++++ Data for this exercise ++++

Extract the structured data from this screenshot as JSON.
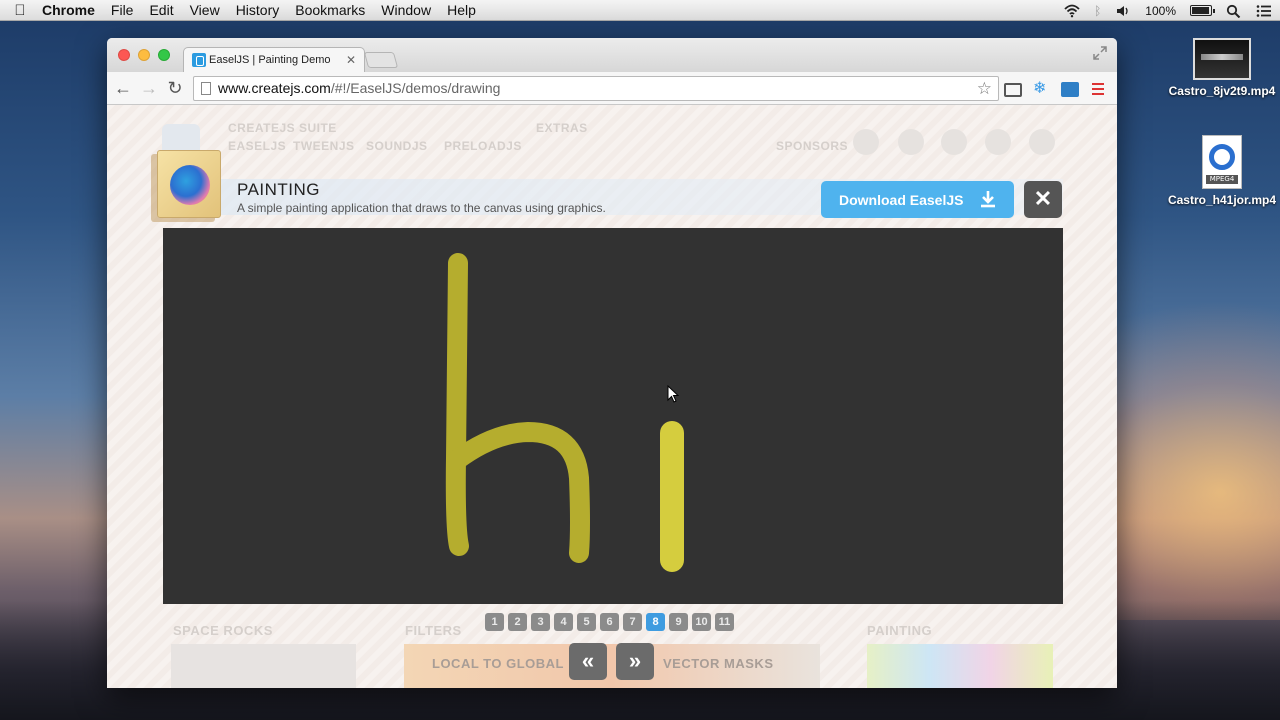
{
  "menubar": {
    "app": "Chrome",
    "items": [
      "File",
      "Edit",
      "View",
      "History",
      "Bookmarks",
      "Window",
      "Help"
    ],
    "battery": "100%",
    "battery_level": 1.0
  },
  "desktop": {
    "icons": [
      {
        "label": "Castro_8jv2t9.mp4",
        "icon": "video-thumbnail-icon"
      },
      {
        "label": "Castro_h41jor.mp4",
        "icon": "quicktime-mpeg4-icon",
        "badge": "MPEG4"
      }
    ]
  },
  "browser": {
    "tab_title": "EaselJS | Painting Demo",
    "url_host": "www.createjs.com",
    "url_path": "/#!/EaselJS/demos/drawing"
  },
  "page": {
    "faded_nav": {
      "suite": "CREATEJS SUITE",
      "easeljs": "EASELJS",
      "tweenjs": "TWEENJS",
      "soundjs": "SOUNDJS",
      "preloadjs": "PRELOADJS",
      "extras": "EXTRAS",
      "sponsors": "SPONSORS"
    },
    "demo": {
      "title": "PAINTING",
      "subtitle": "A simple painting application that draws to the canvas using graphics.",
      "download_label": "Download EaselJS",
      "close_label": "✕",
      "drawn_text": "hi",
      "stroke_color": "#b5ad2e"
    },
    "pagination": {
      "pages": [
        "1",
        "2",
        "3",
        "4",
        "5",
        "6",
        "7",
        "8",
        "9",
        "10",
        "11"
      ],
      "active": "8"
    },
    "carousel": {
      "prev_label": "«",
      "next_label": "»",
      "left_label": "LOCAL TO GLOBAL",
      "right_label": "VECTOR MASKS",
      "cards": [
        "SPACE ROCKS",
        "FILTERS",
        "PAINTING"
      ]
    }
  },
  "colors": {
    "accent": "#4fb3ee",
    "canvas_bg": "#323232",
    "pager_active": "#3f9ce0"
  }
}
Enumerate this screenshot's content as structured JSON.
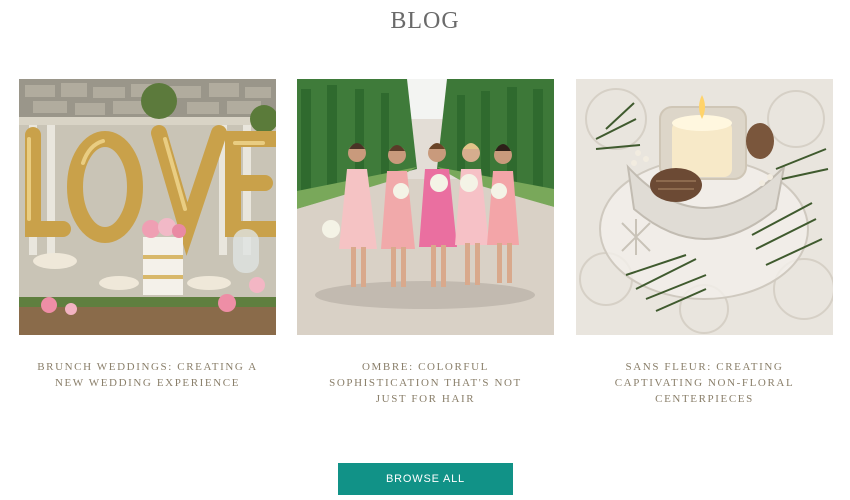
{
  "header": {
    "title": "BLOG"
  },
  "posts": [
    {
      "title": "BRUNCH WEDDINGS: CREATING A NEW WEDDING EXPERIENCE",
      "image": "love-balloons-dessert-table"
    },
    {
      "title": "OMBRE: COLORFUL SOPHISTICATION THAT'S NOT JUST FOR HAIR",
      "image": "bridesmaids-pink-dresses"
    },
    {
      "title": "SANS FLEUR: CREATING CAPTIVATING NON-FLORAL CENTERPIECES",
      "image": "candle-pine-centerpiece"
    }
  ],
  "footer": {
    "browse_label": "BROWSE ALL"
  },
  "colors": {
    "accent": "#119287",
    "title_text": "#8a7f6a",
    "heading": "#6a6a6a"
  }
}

++++
++++ Data for this exercise ++++

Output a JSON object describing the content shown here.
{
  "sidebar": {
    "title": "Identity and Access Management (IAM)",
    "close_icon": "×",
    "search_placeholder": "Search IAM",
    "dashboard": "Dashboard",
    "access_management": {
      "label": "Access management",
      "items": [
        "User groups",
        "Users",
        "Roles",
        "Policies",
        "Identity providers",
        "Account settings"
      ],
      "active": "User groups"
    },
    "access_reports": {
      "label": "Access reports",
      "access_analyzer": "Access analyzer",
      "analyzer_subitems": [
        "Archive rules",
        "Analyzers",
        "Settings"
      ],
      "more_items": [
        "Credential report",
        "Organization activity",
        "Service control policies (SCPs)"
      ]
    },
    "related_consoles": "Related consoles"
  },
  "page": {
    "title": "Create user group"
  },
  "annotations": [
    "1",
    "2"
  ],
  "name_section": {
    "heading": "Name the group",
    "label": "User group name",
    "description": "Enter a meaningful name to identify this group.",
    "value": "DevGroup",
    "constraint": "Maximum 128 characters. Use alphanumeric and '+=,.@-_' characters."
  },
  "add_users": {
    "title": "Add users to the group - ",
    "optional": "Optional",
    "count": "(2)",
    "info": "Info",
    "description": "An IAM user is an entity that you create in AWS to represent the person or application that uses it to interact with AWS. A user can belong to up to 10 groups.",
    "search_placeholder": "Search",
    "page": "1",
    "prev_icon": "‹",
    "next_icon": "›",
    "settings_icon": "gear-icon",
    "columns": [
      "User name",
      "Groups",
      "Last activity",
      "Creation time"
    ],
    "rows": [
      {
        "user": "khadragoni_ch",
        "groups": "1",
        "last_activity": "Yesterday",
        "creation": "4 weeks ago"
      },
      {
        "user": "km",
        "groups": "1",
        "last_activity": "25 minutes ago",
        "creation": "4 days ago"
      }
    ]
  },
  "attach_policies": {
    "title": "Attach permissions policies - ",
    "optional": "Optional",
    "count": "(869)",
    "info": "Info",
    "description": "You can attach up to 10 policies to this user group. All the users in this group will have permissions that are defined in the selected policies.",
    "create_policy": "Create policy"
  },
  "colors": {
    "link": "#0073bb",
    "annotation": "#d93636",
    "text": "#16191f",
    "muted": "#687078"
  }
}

++++
++++ Data for this exercise ++++

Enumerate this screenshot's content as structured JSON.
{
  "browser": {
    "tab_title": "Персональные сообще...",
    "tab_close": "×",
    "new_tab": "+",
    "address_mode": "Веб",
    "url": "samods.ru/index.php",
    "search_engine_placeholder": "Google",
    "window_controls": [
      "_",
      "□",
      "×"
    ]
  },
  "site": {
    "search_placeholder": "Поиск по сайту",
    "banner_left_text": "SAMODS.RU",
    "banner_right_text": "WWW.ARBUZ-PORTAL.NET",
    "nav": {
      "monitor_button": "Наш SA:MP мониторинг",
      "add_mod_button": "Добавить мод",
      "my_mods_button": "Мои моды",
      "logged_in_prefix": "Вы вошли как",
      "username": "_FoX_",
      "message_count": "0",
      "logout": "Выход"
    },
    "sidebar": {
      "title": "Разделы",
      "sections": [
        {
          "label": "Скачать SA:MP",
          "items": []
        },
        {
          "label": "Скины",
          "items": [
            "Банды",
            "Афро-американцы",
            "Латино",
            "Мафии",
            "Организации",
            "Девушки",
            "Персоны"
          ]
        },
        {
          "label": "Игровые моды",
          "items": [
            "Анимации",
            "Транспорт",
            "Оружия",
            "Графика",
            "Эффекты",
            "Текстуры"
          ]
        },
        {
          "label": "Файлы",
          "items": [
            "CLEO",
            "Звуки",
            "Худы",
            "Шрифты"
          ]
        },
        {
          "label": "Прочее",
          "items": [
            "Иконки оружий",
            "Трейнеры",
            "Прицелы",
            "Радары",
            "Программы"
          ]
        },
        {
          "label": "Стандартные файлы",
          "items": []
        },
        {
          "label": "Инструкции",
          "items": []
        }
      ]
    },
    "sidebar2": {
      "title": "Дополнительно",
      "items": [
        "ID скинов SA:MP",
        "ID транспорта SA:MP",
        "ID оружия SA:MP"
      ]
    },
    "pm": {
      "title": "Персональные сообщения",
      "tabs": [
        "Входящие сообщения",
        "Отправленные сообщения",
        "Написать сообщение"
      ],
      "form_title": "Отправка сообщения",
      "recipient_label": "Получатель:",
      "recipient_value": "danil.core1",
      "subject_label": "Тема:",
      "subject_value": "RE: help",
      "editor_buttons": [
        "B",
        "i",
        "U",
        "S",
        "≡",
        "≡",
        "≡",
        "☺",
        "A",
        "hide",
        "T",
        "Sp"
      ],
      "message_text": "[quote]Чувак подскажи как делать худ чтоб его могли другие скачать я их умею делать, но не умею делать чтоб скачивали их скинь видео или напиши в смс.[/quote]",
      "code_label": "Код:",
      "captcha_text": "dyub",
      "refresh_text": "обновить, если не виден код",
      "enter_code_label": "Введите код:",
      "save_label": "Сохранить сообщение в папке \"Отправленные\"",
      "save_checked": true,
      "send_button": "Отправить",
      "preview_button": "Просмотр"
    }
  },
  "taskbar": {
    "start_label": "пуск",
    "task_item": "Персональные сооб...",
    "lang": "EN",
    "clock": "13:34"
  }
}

++++

Written exercise
Copy out every line from the records that has the word "Identity".

Written answer
    "title": "Identity and Access Management (IAM)",
        "Identity providers",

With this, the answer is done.